— Begin Provided records —

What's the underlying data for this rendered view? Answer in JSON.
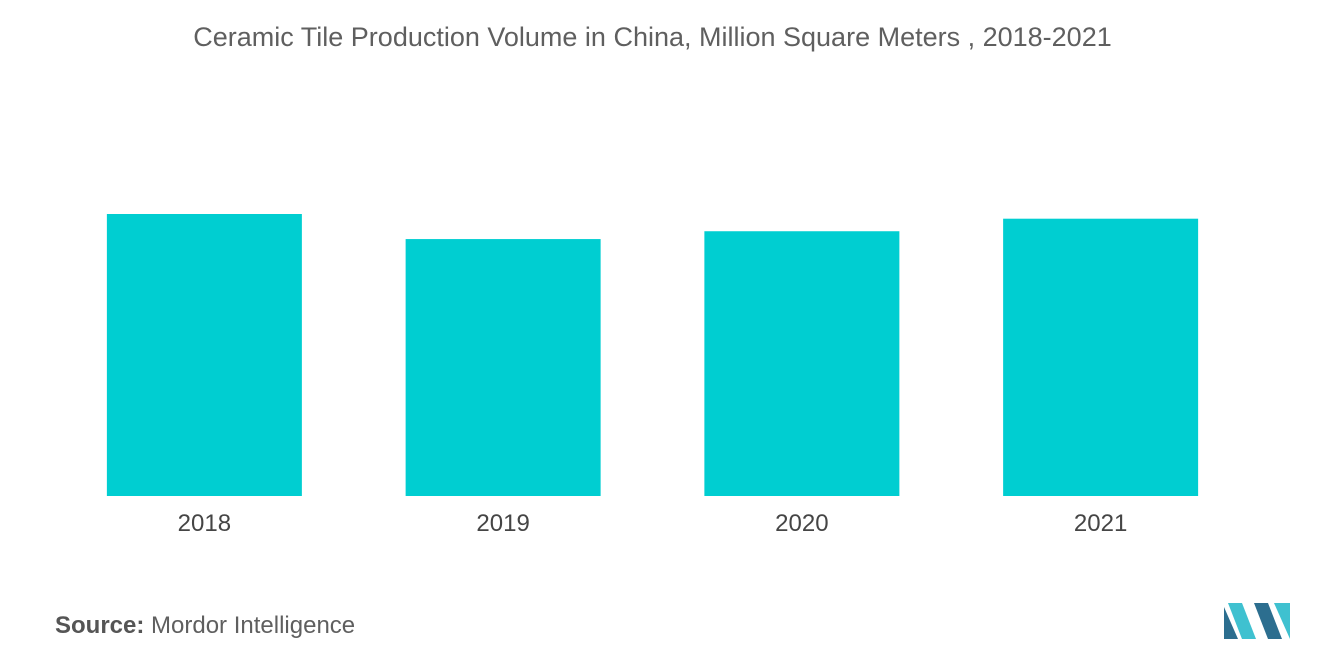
{
  "colors": {
    "bar": "#00CED1",
    "title": "#5f5f5f",
    "logo_dark": "#2C6E8F",
    "logo_light": "#3FC1D0"
  },
  "source": {
    "label": "Source:",
    "value": "Mordor Intelligence"
  },
  "logo": {
    "icon": "mordor-intelligence-logo",
    "text": "MI"
  },
  "chart_data": {
    "type": "bar",
    "title": "Ceramic Tile Production Volume in China, Million Square Meters , 2018-2021",
    "xlabel": "",
    "ylabel": "",
    "categories": [
      "2018",
      "2019",
      "2020",
      "2021"
    ],
    "values": [
      9.0,
      8.2,
      8.45,
      8.85
    ],
    "ylim": [
      0,
      12
    ],
    "grid": false,
    "legend": "none",
    "data_labels": false
  }
}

— End Provided records —

• What to produce: Copy out the listing exactly as it stands, but not the pictures.

• Response to this task:
What's the underlying data for this rendered view? Answer in JSON.
{
  "colors": {
    "bar": "#00CED1",
    "title": "#5f5f5f",
    "logo_dark": "#2C6E8F",
    "logo_light": "#3FC1D0"
  },
  "source": {
    "label": "Source:",
    "value": "Mordor Intelligence"
  },
  "logo": {
    "icon": "mordor-intelligence-logo",
    "text": "MI"
  },
  "chart_data": {
    "type": "bar",
    "title": "Ceramic Tile Production Volume in China, Million Square Meters , 2018-2021",
    "xlabel": "",
    "ylabel": "",
    "categories": [
      "2018",
      "2019",
      "2020",
      "2021"
    ],
    "values": [
      9.0,
      8.2,
      8.45,
      8.85
    ],
    "ylim": [
      0,
      12
    ],
    "grid": false,
    "legend": "none",
    "data_labels": false
  }
}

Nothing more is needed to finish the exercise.